----- LISTING

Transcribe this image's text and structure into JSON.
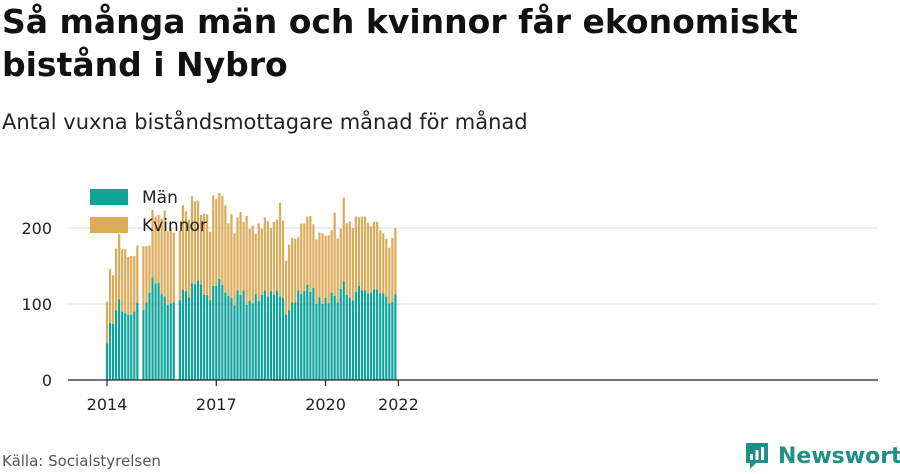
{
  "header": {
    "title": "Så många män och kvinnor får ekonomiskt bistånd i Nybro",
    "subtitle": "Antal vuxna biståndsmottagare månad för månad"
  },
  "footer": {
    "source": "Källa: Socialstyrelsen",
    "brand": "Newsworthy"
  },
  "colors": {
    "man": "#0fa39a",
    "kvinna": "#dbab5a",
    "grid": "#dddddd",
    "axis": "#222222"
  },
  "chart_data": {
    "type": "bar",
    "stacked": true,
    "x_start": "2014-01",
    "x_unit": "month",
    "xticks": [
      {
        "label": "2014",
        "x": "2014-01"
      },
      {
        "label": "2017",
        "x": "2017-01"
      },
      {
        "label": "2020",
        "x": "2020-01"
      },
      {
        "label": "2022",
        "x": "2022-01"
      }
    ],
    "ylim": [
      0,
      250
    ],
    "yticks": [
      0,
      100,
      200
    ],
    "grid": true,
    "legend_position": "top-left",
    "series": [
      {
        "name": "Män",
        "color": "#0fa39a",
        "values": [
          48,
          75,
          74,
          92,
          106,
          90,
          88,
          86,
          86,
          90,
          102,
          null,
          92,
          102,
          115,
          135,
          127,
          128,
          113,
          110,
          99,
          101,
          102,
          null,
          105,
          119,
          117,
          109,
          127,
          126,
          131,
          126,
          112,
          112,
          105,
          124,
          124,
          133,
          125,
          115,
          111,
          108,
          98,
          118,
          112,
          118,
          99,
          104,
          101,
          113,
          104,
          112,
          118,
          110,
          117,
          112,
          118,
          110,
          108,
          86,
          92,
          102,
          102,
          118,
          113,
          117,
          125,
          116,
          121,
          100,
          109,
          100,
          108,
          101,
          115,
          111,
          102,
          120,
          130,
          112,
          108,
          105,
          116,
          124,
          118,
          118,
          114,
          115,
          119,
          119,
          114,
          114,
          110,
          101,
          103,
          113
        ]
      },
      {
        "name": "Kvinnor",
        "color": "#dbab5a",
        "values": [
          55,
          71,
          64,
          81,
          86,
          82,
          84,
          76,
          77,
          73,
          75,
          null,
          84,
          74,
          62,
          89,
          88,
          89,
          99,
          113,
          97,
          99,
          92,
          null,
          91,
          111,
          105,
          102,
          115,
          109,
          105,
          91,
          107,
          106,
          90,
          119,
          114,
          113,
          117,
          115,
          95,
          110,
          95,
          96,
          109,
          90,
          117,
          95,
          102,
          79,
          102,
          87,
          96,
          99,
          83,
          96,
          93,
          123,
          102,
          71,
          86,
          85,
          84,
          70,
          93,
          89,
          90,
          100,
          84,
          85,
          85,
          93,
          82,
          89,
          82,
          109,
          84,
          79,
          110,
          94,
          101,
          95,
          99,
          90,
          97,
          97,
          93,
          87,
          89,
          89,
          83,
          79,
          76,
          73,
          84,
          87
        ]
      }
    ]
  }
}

----------
----- LISTING

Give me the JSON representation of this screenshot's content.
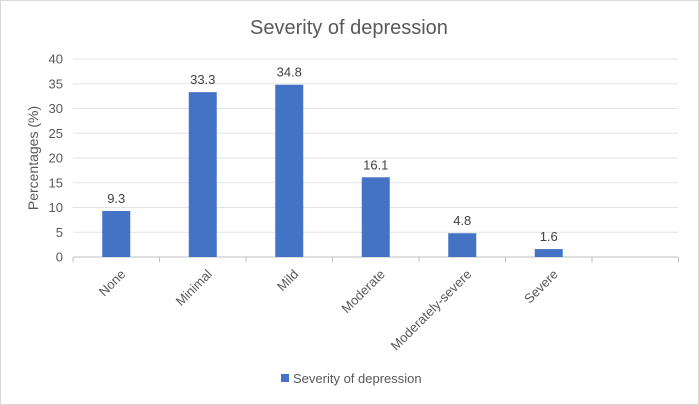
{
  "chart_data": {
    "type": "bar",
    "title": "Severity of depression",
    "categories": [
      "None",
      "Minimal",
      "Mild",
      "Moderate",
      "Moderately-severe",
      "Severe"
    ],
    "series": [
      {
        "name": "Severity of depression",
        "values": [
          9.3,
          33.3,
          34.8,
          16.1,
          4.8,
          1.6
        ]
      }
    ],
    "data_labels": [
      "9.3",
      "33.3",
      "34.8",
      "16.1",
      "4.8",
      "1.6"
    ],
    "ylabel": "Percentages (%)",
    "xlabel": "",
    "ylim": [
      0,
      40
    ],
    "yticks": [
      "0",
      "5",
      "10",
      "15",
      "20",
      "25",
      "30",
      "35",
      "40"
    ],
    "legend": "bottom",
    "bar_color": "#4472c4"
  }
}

----------
----- LISTING

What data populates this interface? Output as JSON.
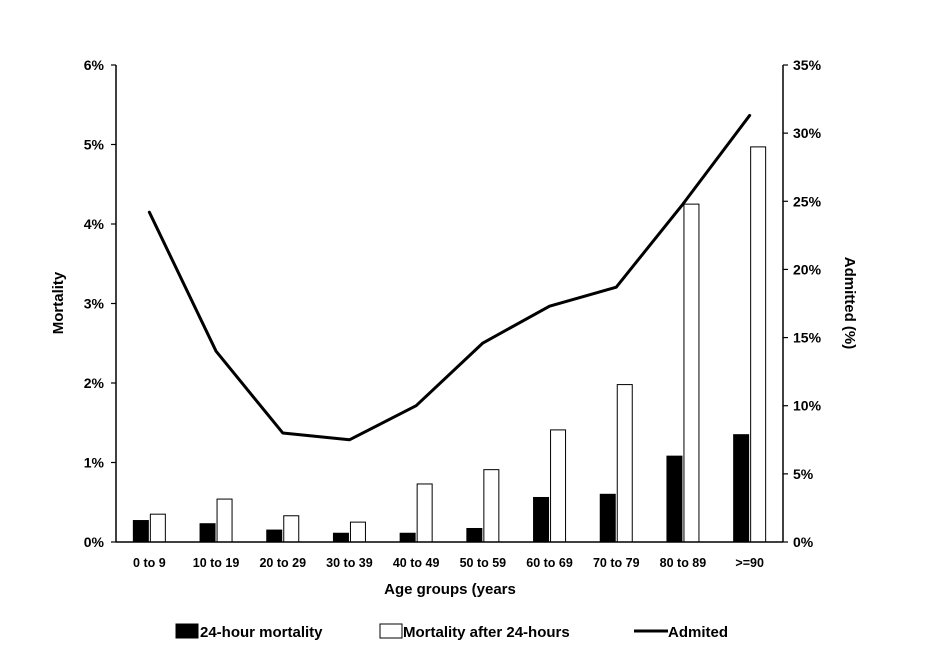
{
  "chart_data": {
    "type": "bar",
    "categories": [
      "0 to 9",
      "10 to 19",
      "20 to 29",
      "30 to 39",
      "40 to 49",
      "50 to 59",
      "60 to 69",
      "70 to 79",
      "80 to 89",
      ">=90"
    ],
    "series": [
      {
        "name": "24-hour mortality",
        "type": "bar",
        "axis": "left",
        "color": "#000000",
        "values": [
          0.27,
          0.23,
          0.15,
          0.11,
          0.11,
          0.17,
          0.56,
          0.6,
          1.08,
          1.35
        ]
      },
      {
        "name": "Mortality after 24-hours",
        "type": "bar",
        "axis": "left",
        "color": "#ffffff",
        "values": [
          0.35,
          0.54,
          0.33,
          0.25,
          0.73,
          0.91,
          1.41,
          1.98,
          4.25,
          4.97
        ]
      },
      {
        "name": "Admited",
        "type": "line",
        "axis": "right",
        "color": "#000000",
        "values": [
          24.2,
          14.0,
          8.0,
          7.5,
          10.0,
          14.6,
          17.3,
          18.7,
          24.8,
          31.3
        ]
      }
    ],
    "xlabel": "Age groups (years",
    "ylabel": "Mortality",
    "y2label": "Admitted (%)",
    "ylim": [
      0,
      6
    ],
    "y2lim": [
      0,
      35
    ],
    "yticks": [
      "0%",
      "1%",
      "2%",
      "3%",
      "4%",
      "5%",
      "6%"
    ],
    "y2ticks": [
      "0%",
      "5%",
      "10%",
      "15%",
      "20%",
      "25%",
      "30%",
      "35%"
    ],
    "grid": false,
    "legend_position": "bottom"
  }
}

----------

### WHAT YOU SHOULD DO
Copy out all lines that carry the word "this".

### FULL RESPONSE
Transcribe this image's text and structure into JSON.
Give me the JSON representation of this screenshot's content.
What data populates this interface? Output as JSON.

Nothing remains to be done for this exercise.